» To be done
- a) Answer these questions from the book reviews, one per line:
(i) Who wrote Patrick Henry's "Liberty or death" speech?
(ii) After which grade does Raphael say the Revolutionary period is no longer taught in the United States?
(iii) On whose account did the reviewer put The Essential Debate On The Constitution on hold?
- b) Continue the book reviews, beginning right after their final sentence.
Selected excerpt start
Founding Myths: Stories That Hide Our Patriotic Past


This book should probably be assigned to high school seniors. From debunking the image of Sam Adams as a rabble rousers and pointing out that everything in Massachusetts besides Boston had been in revolt and not under British control for a year prior to ‘shot heard ’round the world.’ The bit that was new to me was that Patrick Henry’s ‘Liberty or death’ speech was written by a guy named William Wirt, who wrote Henry’s biography in the early nineteenth century and reckoned with the fact that Henry didn’t write much down, including his speeches.

Raphael brings up that we really do not teach the Revolutionary period of American history after the fifth grade in the United States. I’m not sure if that tracks for my experience, but it sounds about right. And part of the problem is that teaching fifth graders, he argues, plays into a more binary sense of morality.

Anyway. Read it.

The Essential Debate On The Constitution


I put this book on hold on account of Bailyn’s presence as an editor, even after my disappointment in volume of his own writing. Of course, it’s not really about him (his preface is remarkable in its brevity and lack of information), but about reading these late eighteenth century American political writings.

It’s easy to say that, wow, look at how literate and intelligent this discourse was, why can’t we be like that, but I’m certain there were plenty of broadsheets being passed around calling the other side out for scatalogical fixations. And, who knows that a hundred years from now, the four years (thus far?) of Trump’s reign may be collected in volumes depicting the debates of the age as a discourse between Ross Douthat’s melancholy concern trolling and David Brooks’ hand wringing exercises?
Selected excerpt end
Given records start
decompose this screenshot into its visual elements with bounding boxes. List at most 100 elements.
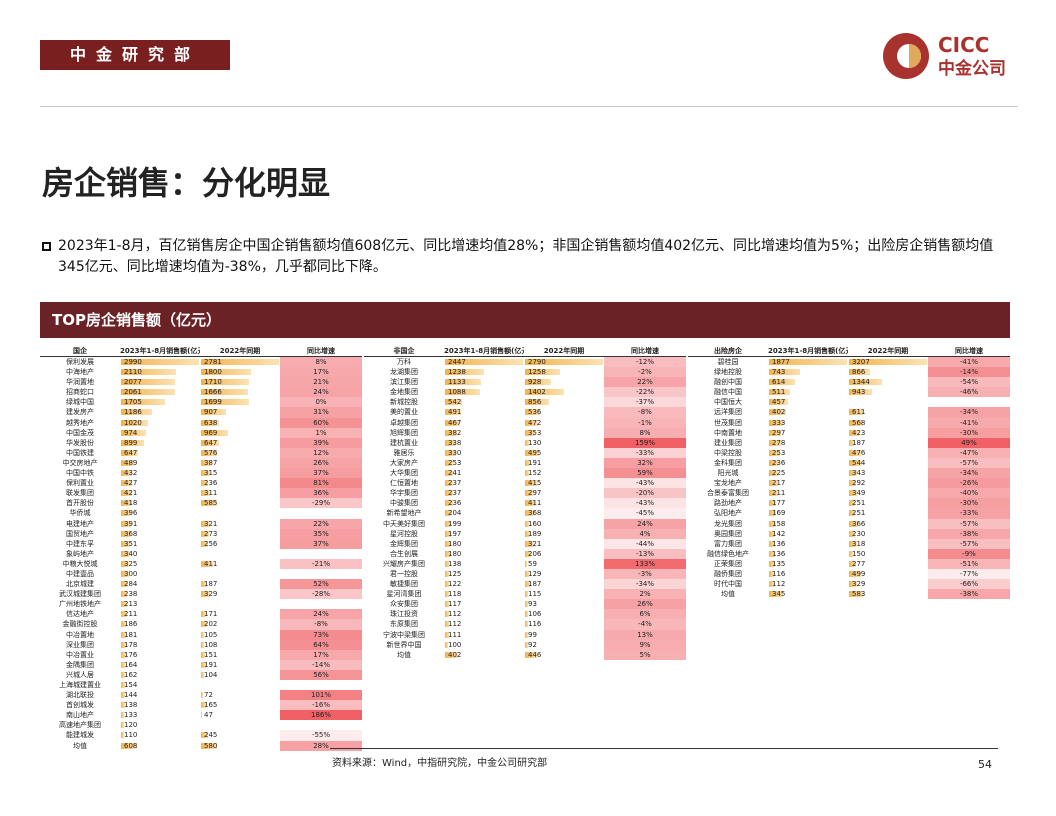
cell: 158 [768,519,848,529]
cell-value: 638 [204,418,218,427]
table-row: 路劲地产 177 251 -30% [688,498,1010,509]
cell: 112 [444,619,524,629]
cell-value: 202 [204,620,218,629]
cell: 297 [524,488,604,498]
cell: 402 [444,650,524,660]
cell: 中海地产 [66,368,94,377]
cell-value: 325 [124,559,138,568]
header-cell: 同比增速 [955,347,983,355]
dept-label: 中金研究部 [40,40,230,70]
divider [40,106,1018,107]
cell: 191 [524,458,604,468]
cell: 311 [200,488,280,498]
cell-value: 115 [528,590,542,599]
data-bar [445,500,453,507]
cell: 美的置业 [390,408,418,417]
data-bar [525,359,603,365]
cell: 中天美好集团 [383,519,425,528]
cell-value: 136 [772,549,786,558]
cell [280,680,362,690]
cell: 2781 [200,357,280,367]
data-bar [201,540,209,547]
table-row: 深业集团 178 108 64% [40,639,362,650]
cell-value: 338 [448,438,462,447]
data-bar [525,480,537,487]
cell: 318 [848,539,928,549]
cell: 199 [444,519,524,529]
cell-value: 467 [448,418,462,427]
data-bar [849,480,857,487]
cell: 202 [200,619,280,629]
cell-value: 187 [204,580,218,589]
data-bar [525,419,539,426]
cell: 329 [848,579,928,589]
cell-value: 191 [528,458,542,467]
cell: 新世界中国 [386,640,422,649]
cell: -33% [604,447,686,458]
data-bar [525,581,531,588]
data-bar [121,601,127,608]
data-bar [445,480,453,487]
cell: 众安集团 [390,600,418,609]
cell: 26% [604,599,686,610]
data-bar [525,409,540,416]
cell: 907 [200,407,280,417]
cell-value: 162 [124,670,138,679]
cell: 99 [524,630,604,640]
table-row: 中冶置业 176 151 17% [40,649,362,660]
table-row: 仁恒置地 237 415 -43% [364,478,686,489]
data-bar [849,359,927,365]
cell: 186 [120,619,200,629]
cell: 106 [524,609,604,619]
cell: 245 [200,730,280,740]
cell: 177 [768,498,848,508]
table-row: 东原集团 112 116 -4% [364,619,686,630]
cell-value: 1705 [124,398,142,407]
data-bar [445,581,449,588]
cell: 2077 [120,377,200,387]
cell-value: 225 [772,469,786,478]
cell-value: 1699 [204,398,222,407]
cell-value: 106 [528,610,542,619]
cell: 保利置业 [66,479,94,488]
data-bar [445,429,458,436]
cell: 招商蛇口 [66,388,94,397]
cell-value: 118 [448,590,462,599]
table-row: 世茂集团 333 568 -41% [688,417,1010,428]
cell: 211 [768,488,848,498]
cell-value: 59 [528,559,537,568]
data-bar [445,601,449,608]
cell-value: 230 [852,529,866,538]
table-row: 象屿地产 340 [40,549,362,559]
data-bar [445,369,485,376]
table-row: 时代中国 112 329 -66% [688,579,1010,590]
header-cell: 国企 [73,347,87,355]
cell-value: 152 [528,469,542,478]
cell: 联发集团 [66,489,94,498]
cell: 180 [444,539,524,549]
cell: 108 [200,640,280,650]
source: 资料来源：Wind，中指研究院，中金公司研究部 [332,758,548,769]
cell: -20% [604,488,686,499]
table-row: 宁波中梁集团 111 99 13% [364,629,686,640]
cell-value: 160 [528,519,542,528]
data-bar [121,651,126,658]
cell: 277 [848,559,928,569]
table-row: 湖北联投 144 72 101% [40,690,362,701]
data-bar [849,581,857,588]
table-row: 正荣集团 135 277 -51% [688,558,1010,569]
data-bar [201,470,210,477]
data-bar [769,591,784,598]
cell-value: 432 [124,469,138,478]
cell-value: 329 [204,590,218,599]
cell: 611 [848,407,928,417]
cell: 均值 [397,650,411,659]
cell: -30% [928,427,1010,438]
cell: 353 [524,428,604,438]
cell: 大家房产 [390,458,418,467]
cell-value: 72 [204,691,213,700]
cell [848,397,928,407]
data-bar [445,449,456,456]
divider [330,748,998,749]
cell: 943 [848,387,928,397]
Given records end
» The responses
- a)
(i) William Wirt
(ii) The fifth grade
(iii) Bailyn's, because of his presence as an editor

- b)
The argument in favor of ratification are well known due to the canonization of the Federalist Papers, some of which, like Federalists 10 and 30, are collected here (to the editors’ credit, they try not to simply collect Federalists, but to find other documents in support of ratification).

The arguments against are probably less well known, or, at least, were less well known to me. The rightness of the ratificationist cause was taught as an uncomplicated truth in my schooling. The writings of ‘Brutus,’ whose identity is not known for certain, I believe, part of the so-called ‘Anti-Federalist Papers,’ are particularly interesting and well written. That said, arguments that a federal government would take away state independence feel overwrought when states feel so presently empowered to pass whatever racist and discriminatory laws that their White majorities might want.

What struck me most was how suddenly prescient the warnings about the Supreme Court feel now. They feel almost prophetic, especially when you think that they were written before Wilson and Marshall instituted judicial review. The opportunity for unsupervised and unaccountable judges was well recognized then. I will admit to a certain ambivalence. I find judicial elections unnerving, because its feels like justice is vulnerable to being warped to support re-election.

American Scripture: Making The Declaration Of Independence


Described as a bit of a broadside against Garry Wills’ earlier book on the subject, rather than situate the Declaration within a pan-European intellectual environment, with special attention to the ideas of the Scottish Enlightenment, Maier is more interested in a strictly American context. The state and local proclamations that preceded it, for example. She is not terribly interested in the philosophical background of it (though she is interested in the philosophical implications).

If I’m honest, I found Wills to be a better writer. This is partly because I wasn’t too interested in the straight revolutionary history that makes up the first third or so the book.

Nature’s God: The Heretical Origins Of The American Republic


This wonderful, if sometimes clunkily written, book is a series of long digressions on figures of deep influence to the intellectual leadership of the American Revolution and America’s founding. He begins with a discussion of two lesser known Revolutionary figures, Ethan Allen and Thomas Young, who wrote stridently ‘Deist’ (really, atheist) works. Theoretically, it is about the influence of Deism on the founders, but really, it’s about making sometimes tendentious, but always interesting arguments for another layer of philosophical forebears beneath accepted intellectual forefathers like John Locke.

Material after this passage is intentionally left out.